--- Dataset records ---

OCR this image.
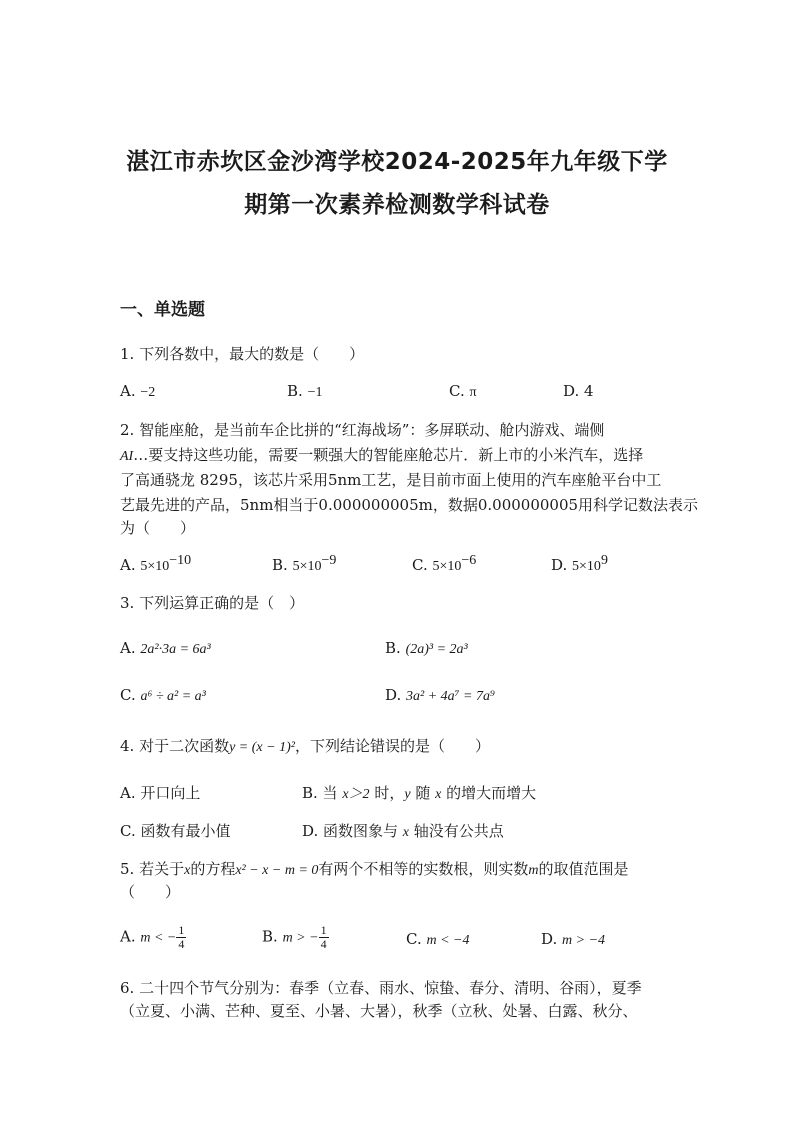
湛江市赤坎区金沙湾学校2024-2025年九年级下学
期第一次素养检测数学科试卷
一、单选题
1. 下列各数中，最大的数是（　　）
A. −2	B. −1	C. π	D. 4
2. 智能座舱，是当前车企比拼的“红海战场”：多屏联动、舱内游戏、端侧
AI…要支持这些功能，需要一颗强大的智能座舱芯片．新上市的小米汽车，选择
了高通骁龙 8295，该芯片采用5nm工艺，是目前市面上使用的汽车座舱平台中工
艺最先进的产品，5nm相当于0.000000005m，数据0.000000005用科学记数法表示
为（　　）
A. $5\times 10^{-10}$	B. $5\times 10^{-9}$	C. $5\times 10^{-6}$	D. $5\times 10^9$
3. 下列运算正确的是（　）
A. 2a²·3a = 6a³	B. (2a)³ = 2a³
C. a⁶ ÷ a² = a³	D. 3a² + 4a⁷ = 7a⁹
4. 对于二次函数y = (x − 1)²，下列结论错误的是（　　）
A. 开口向上	B. 当 x＞2 时，y 随 x 的增大而增大
C. 函数有最小值	D. 函数图象与 x 轴没有公共点
5. 若关于x的方程x² − x − m = 0有两个不相等的实数根，则实数m的取值范围是
（　　）
A. m < − $\frac{1}{4}$	B. m > − $\frac{1}{4}$	C. m < −4	D. m > −4
6. 二十四个节气分别为：春季（立春、雨水、惊蛰、春分、清明、谷雨），夏季
（立夏、小满、芒种、夏至、小暑、大暑），秋季（立秋、处暑、白露、秋分、
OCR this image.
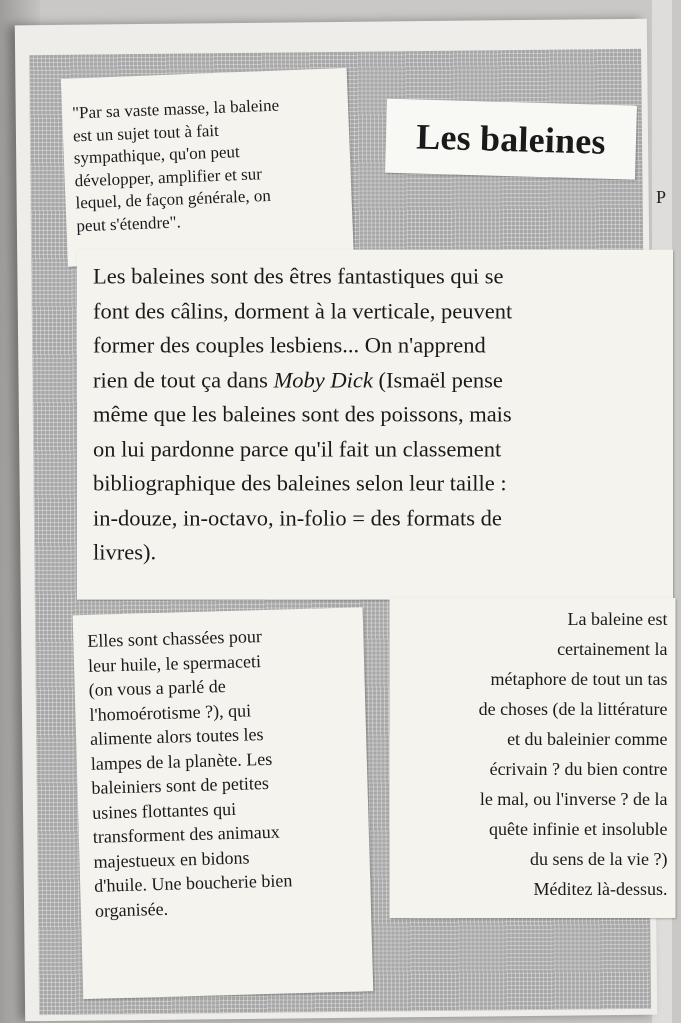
P
"Par sa vaste masse, la baleine
est un sujet tout à fait
sympathique, qu'on peut
développer, amplifier et sur
lequel, de façon générale, on
peut s'étendre".
Les baleines
Les baleines sont des êtres fantastiques qui se
font des câlins, dorment à la verticale, peuvent
former des couples lesbiens... On n'apprend
rien de tout ça dans Moby Dick (Ismaël pense
même que les baleines sont des poissons, mais
on lui pardonne parce qu'il fait un classement
bibliographique des baleines selon leur taille :
in-douze, in-octavo, in-folio = des formats de
livres).
Elles sont chassées pour
leur huile, le spermaceti
(on vous a parlé de
l'homoérotisme ?), qui
alimente alors toutes les
lampes de la planète. Les
baleiniers sont de petites
usines flottantes qui
transforment des animaux
majestueux en bidons
d'huile. Une boucherie bien
organisée.
La baleine est
certainement la
métaphore de tout un tas
de choses (de la littérature
et du baleinier comme
écrivain ? du bien contre
le mal, ou l'inverse ? de la
quête infinie et insoluble
du sens de la vie ?)
Méditez là-dessus.
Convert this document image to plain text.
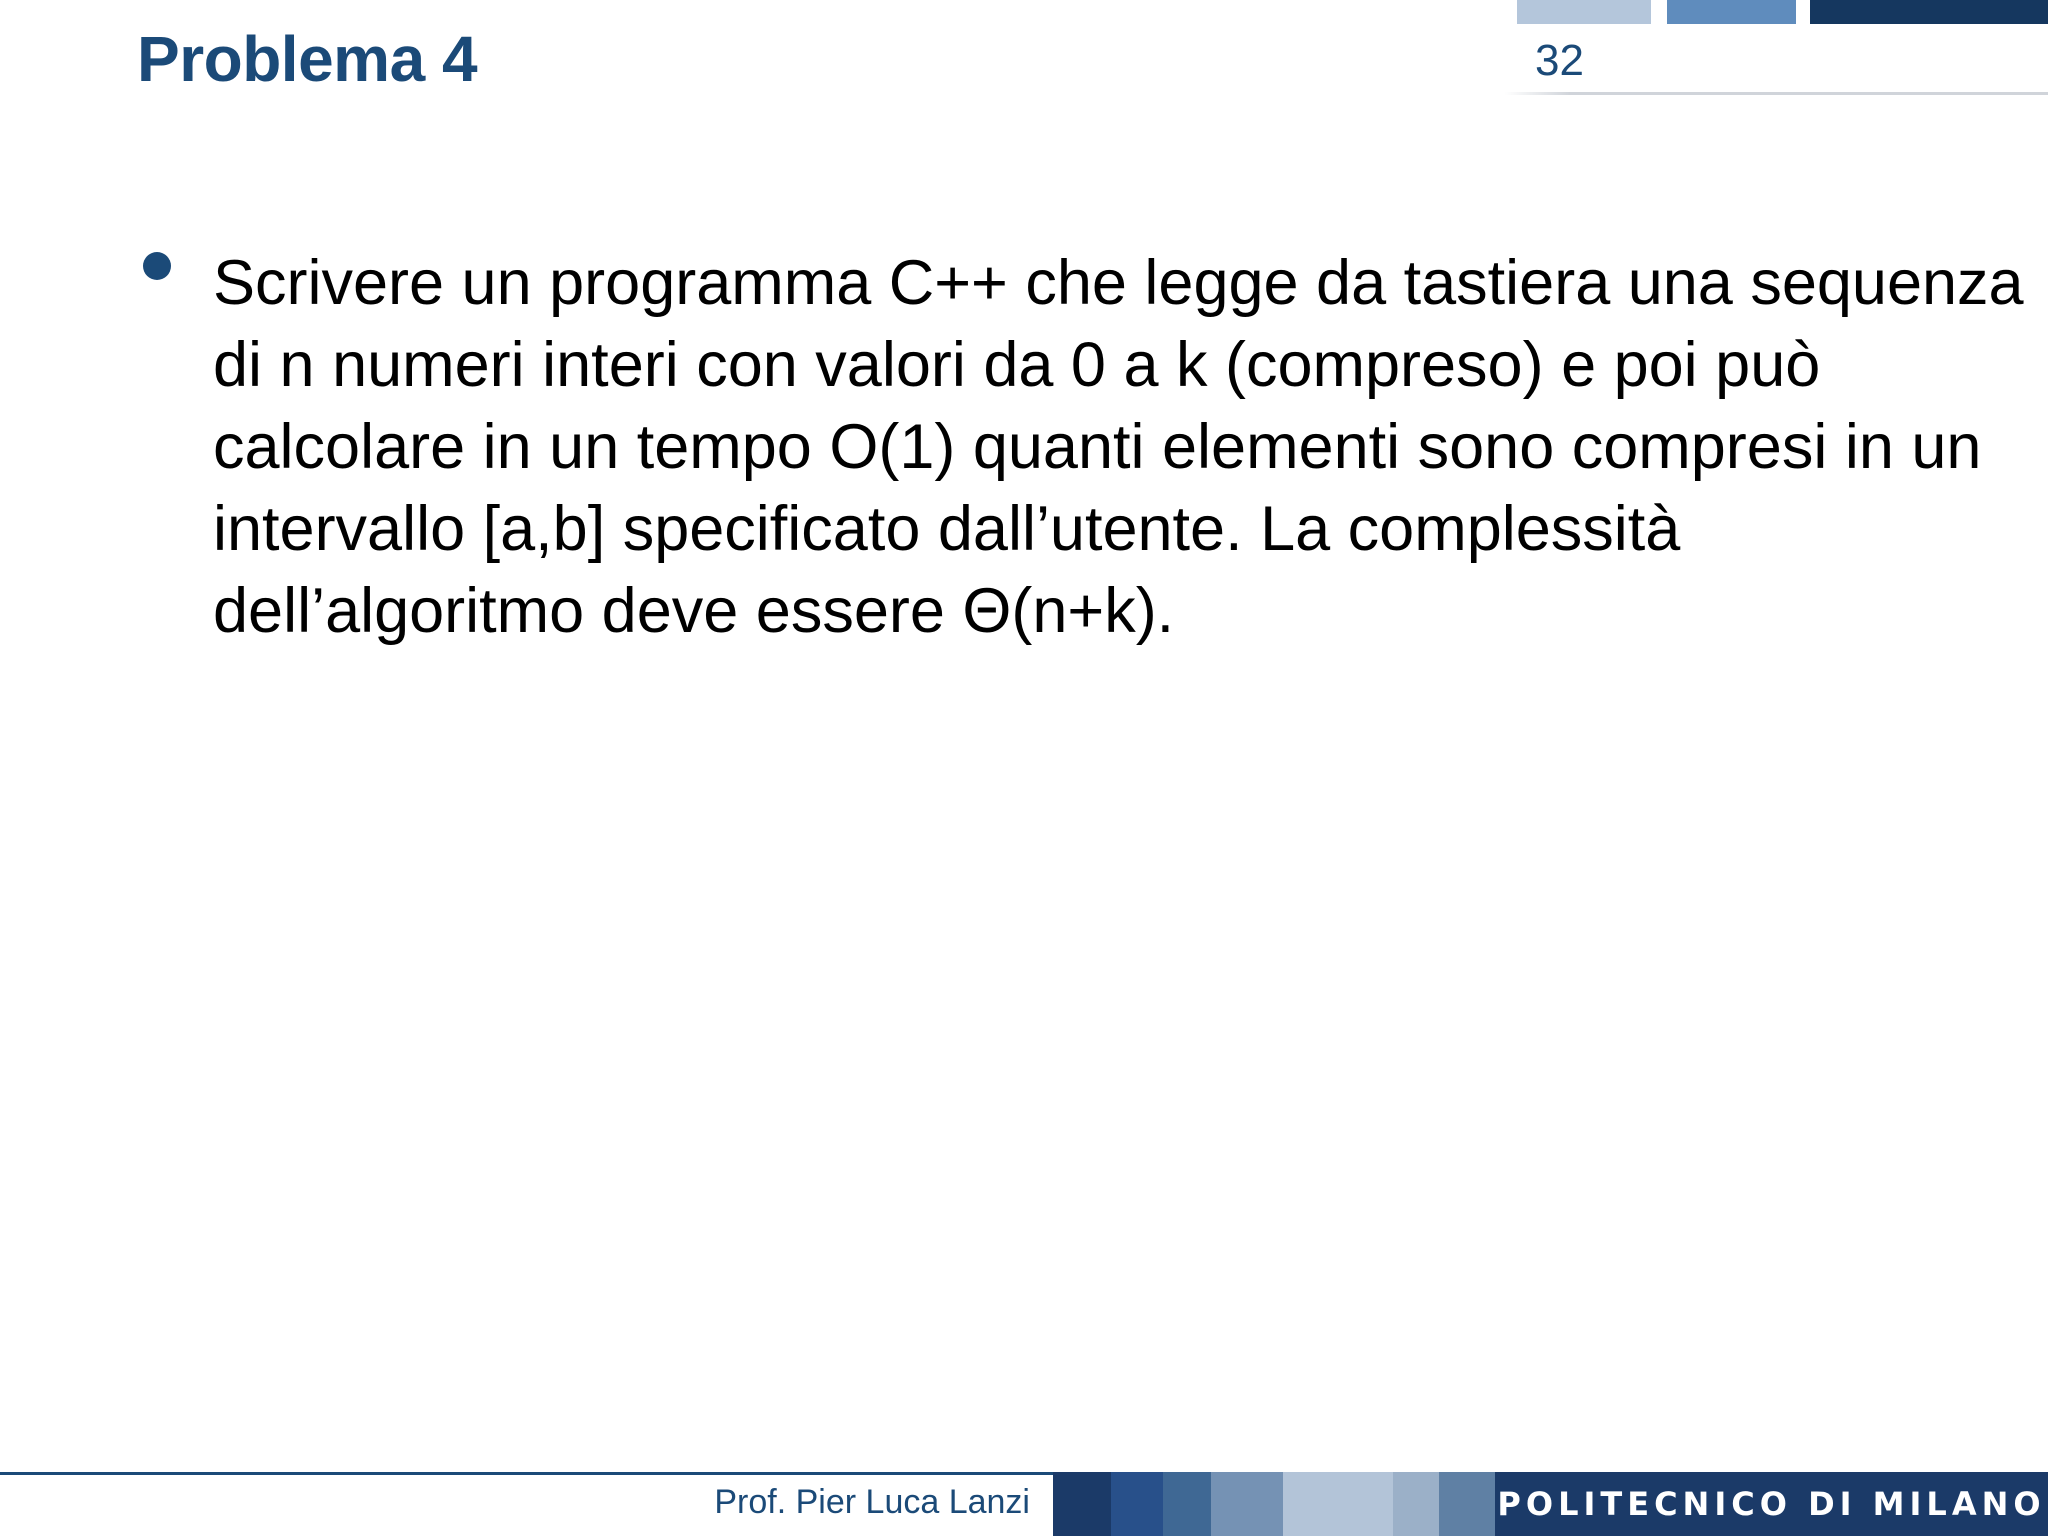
Problema 4	32

Scrivere un programma C++ che legge da tastiera una sequenza di n numeri interi con valori da 0 a k (compreso) e poi può calcolare in un tempo O(1) quanti elementi sono compresi in un intervallo [a,b] specificato dall’utente. La complessità dell’algoritmo deve essere Θ(n+k).

Prof. Pier Luca Lanzi	POLITECNICO DI MILANO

---

• **Exercise requirements**
Which lines contain the word "sont"? Return each of them.

• **Reply**
Les baleines sont des êtres fantastiques qui se
même que les baleines sont des poissons, mais
Elles sont chassées pour
baleiniers sont de petites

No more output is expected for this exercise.